— DO THIS —
Retype the data that follows line by line, exactly, and leave its pictures out.

— Extracted data entries —

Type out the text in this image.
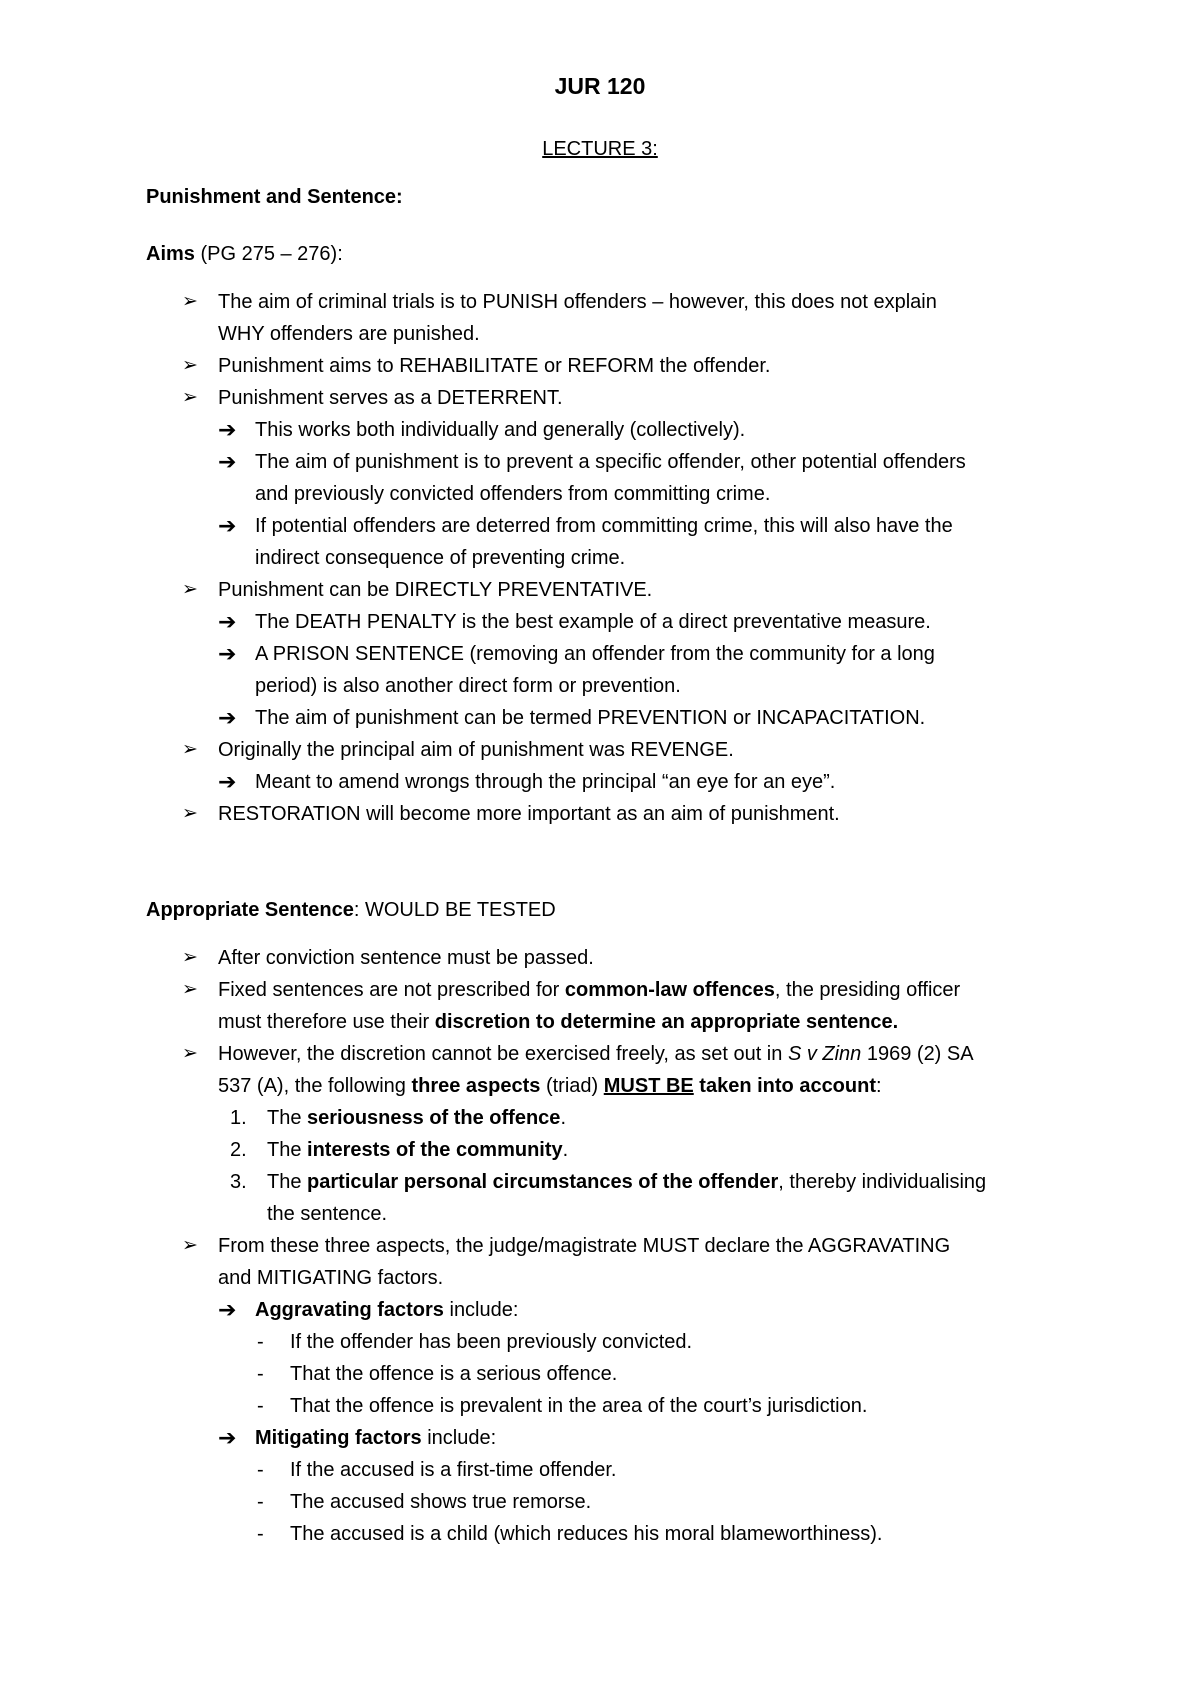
JUR 120
LECTURE 3:
Punishment and Sentence:
Aims (PG 275 – 276):
➢ The aim of criminal trials is to PUNISH offenders – however, this does not explain
WHY offenders are punished.
➢ Punishment aims to REHABILITATE or REFORM the offender.
➢ Punishment serves as a DETERRENT.
➔ This works both individually and generally (collectively).
➔ The aim of punishment is to prevent a specific offender, other potential offenders
and previously convicted offenders from committing crime.
➔ If potential offenders are deterred from committing crime, this will also have the
indirect consequence of preventing crime.
➢ Punishment can be DIRECTLY PREVENTATIVE.
➔ The DEATH PENALTY is the best example of a direct preventative measure.
➔ A PRISON SENTENCE (removing an offender from the community for a long
period) is also another direct form or prevention.
➔ The aim of punishment can be termed PREVENTION or INCAPACITATION.
➢ Originally the principal aim of punishment was REVENGE.
➔ Meant to amend wrongs through the principal “an eye for an eye”.
➢ RESTORATION will become more important as an aim of punishment.
Appropriate Sentence: WOULD BE TESTED
➢ After conviction sentence must be passed.
➢ Fixed sentences are not prescribed for common-law offences, the presiding officer
must therefore use their discretion to determine an appropriate sentence.
➢ However, the discretion cannot be exercised freely, as set out in S v Zinn 1969 (2) SA
537 (A), the following three aspects (triad) MUST BE taken into account:
1. The seriousness of the offence.
2. The interests of the community.
3. The particular personal circumstances of the offender, thereby individualising
the sentence.
➢ From these three aspects, the judge/magistrate MUST declare the AGGRAVATING
and MITIGATING factors.
➔ Aggravating factors include:
- If the offender has been previously convicted.
- That the offence is a serious offence.
- That the offence is prevalent in the area of the court’s jurisdiction.
➔ Mitigating factors include:
- If the accused is a first-time offender.
- The accused shows true remorse.
- The accused is a child (which reduces his moral blameworthiness).
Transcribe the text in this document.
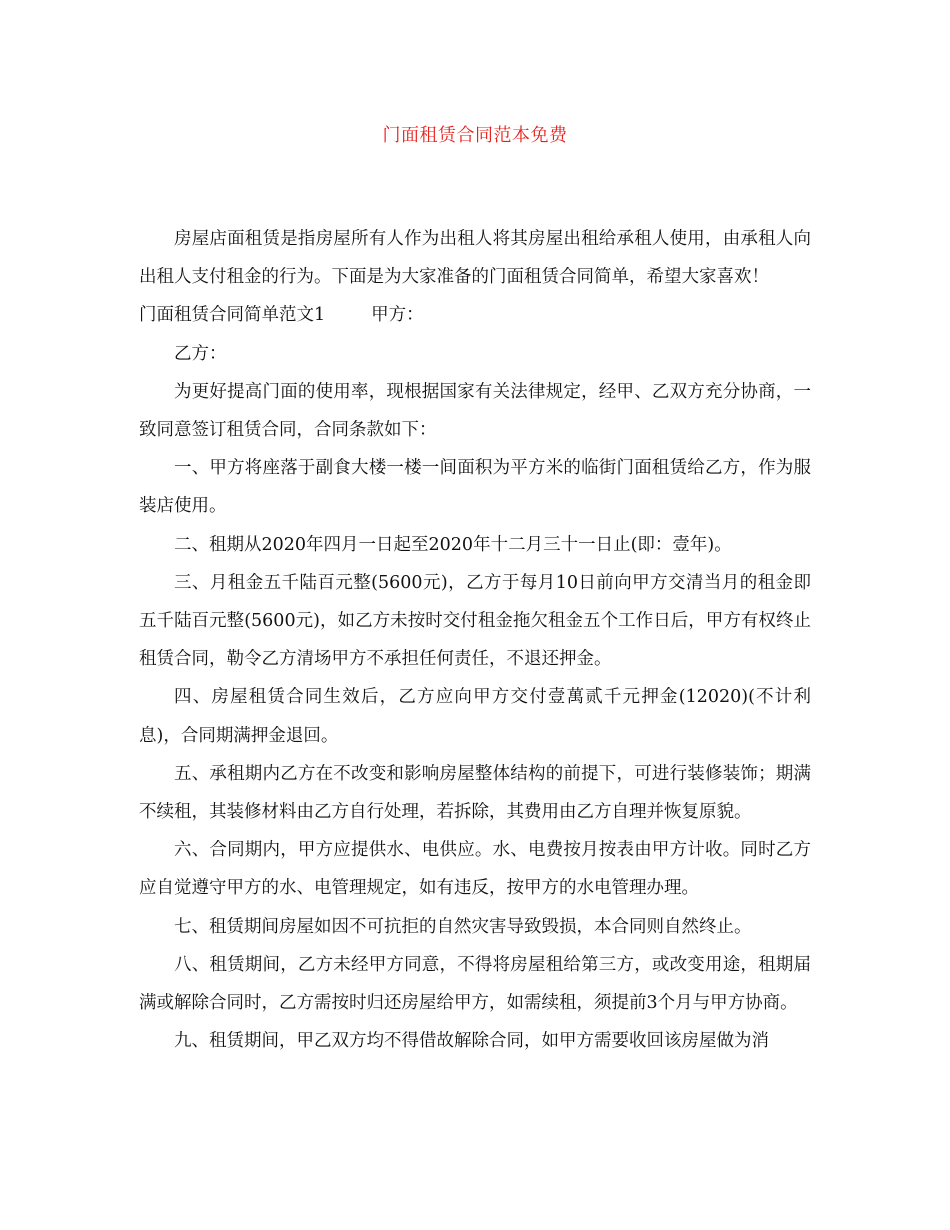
门面租赁合同范本免费

房屋店面租赁是指房屋所有人作为出租人将其房屋出租给承租人使用，由承租人向出租人支付租金的行为。下面是为大家准备的门面租赁合同简单，希望大家喜欢！

门面租赁合同简单范文1	甲方：

乙方：

为更好提高门面的使用率，现根据国家有关法律规定，经甲、乙双方充分协商，一致同意签订租赁合同，合同条款如下：

一、甲方将座落于副食大楼一楼一间面积为平方米的临街门面租赁给乙方，作为服装店使用。

二、租期从2020年四月一日起至2020年十二月三十一日止(即：壹年)。

三、月租金五千陆百元整(5600元)，乙方于每月10日前向甲方交清当月的租金即五千陆百元整(5600元)，如乙方未按时交付租金拖欠租金五个工作日后，甲方有权终止租赁合同，勒令乙方清场甲方不承担任何责任，不退还押金。

四、房屋租赁合同生效后，乙方应向甲方交付壹萬贰千元押金(12020)(不计利息)，合同期满押金退回。

五、承租期内乙方在不改变和影响房屋整体结构的前提下，可进行装修装饰；期满不续租，其装修材料由乙方自行处理，若拆除，其费用由乙方自理并恢复原貌。

六、合同期内，甲方应提供水、电供应。水、电费按月按表由甲方计收。同时乙方应自觉遵守甲方的水、电管理规定，如有违反，按甲方的水电管理办理。

七、租赁期间房屋如因不可抗拒的自然灾害导致毁损，本合同则自然终止。

八、租赁期间，乙方未经甲方同意，不得将房屋租给第三方，或改变用途，租期届满或解除合同时，乙方需按时归还房屋给甲方，如需续租，须提前3个月与甲方协商。

九、租赁期间，甲乙双方均不得借故解除合同，如甲方需要收回该房屋做为消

— EXERCISE RESULT —
Type out the text in this image.
JUR 120
LECTURE 3:
Punishment and Sentence:
Aims (PG 275 – 276):
➢ The aim of criminal trials is to PUNISH offenders – however, this does not explain
WHY offenders are punished.
➢ Punishment aims to REHABILITATE or REFORM the offender.
➢ Punishment serves as a DETERRENT.
➔ This works both individually and generally (collectively).
➔ The aim of punishment is to prevent a specific offender, other potential offenders
and previously convicted offenders from committing crime.
➔ If potential offenders are deterred from committing crime, this will also have the
indirect consequence of preventing crime.
➢ Punishment can be DIRECTLY PREVENTATIVE.
➔ The DEATH PENALTY is the best example of a direct preventative measure.
➔ A PRISON SENTENCE (removing an offender from the community for a long
period) is also another direct form or prevention.
➔ The aim of punishment can be termed PREVENTION or INCAPACITATION.
➢ Originally the principal aim of punishment was REVENGE.
➔ Meant to amend wrongs through the principal “an eye for an eye”.
➢ RESTORATION will become more important as an aim of punishment.
Appropriate Sentence: WOULD BE TESTED
➢ After conviction sentence must be passed.
➢ Fixed sentences are not prescribed for common-law offences, the presiding officer
must therefore use their discretion to determine an appropriate sentence.
➢ However, the discretion cannot be exercised freely, as set out in S v Zinn 1969 (2) SA
537 (A), the following three aspects (triad) MUST BE taken into account:
1. The seriousness of the offence.
2. The interests of the community.
3. The particular personal circumstances of the offender, thereby individualising
the sentence.
➢ From these three aspects, the judge/magistrate MUST declare the AGGRAVATING
and MITIGATING factors.
➔ Aggravating factors include:
- If the offender has been previously convicted.
- That the offence is a serious offence.
- That the offence is prevalent in the area of the court’s jurisdiction.
➔ Mitigating factors include:
- If the accused is a first-time offender.
- The accused shows true remorse.
- The accused is a child (which reduces his moral blameworthiness).
Transcribe the text in this document.
门面租赁合同范本免费

房屋店面租赁是指房屋所有人作为出租人将其房屋出租给承租人使用，由承租人向出租人支付租金的行为。下面是为大家准备的门面租赁合同简单，希望大家喜欢！

门面租赁合同简单范文1	甲方：

乙方：

为更好提高门面的使用率，现根据国家有关法律规定，经甲、乙双方充分协商，一致同意签订租赁合同，合同条款如下：

一、甲方将座落于副食大楼一楼一间面积为平方米的临街门面租赁给乙方，作为服装店使用。

二、租期从2020年四月一日起至2020年十二月三十一日止(即：壹年)。

三、月租金五千陆百元整(5600元)，乙方于每月10日前向甲方交清当月的租金即五千陆百元整(5600元)，如乙方未按时交付租金拖欠租金五个工作日后，甲方有权终止租赁合同，勒令乙方清场甲方不承担任何责任，不退还押金。

四、房屋租赁合同生效后，乙方应向甲方交付壹萬贰千元押金(12020)(不计利息)，合同期满押金退回。

五、承租期内乙方在不改变和影响房屋整体结构的前提下，可进行装修装饰；期满不续租，其装修材料由乙方自行处理，若拆除，其费用由乙方自理并恢复原貌。

六、合同期内，甲方应提供水、电供应。水、电费按月按表由甲方计收。同时乙方应自觉遵守甲方的水、电管理规定，如有违反，按甲方的水电管理办理。

七、租赁期间房屋如因不可抗拒的自然灾害导致毁损，本合同则自然终止。

八、租赁期间，乙方未经甲方同意，不得将房屋租给第三方，或改变用途，租期届满或解除合同时，乙方需按时归还房屋给甲方，如需续租，须提前3个月与甲方协商。

九、租赁期间，甲乙双方均不得借故解除合同，如甲方需要收回该房屋做为消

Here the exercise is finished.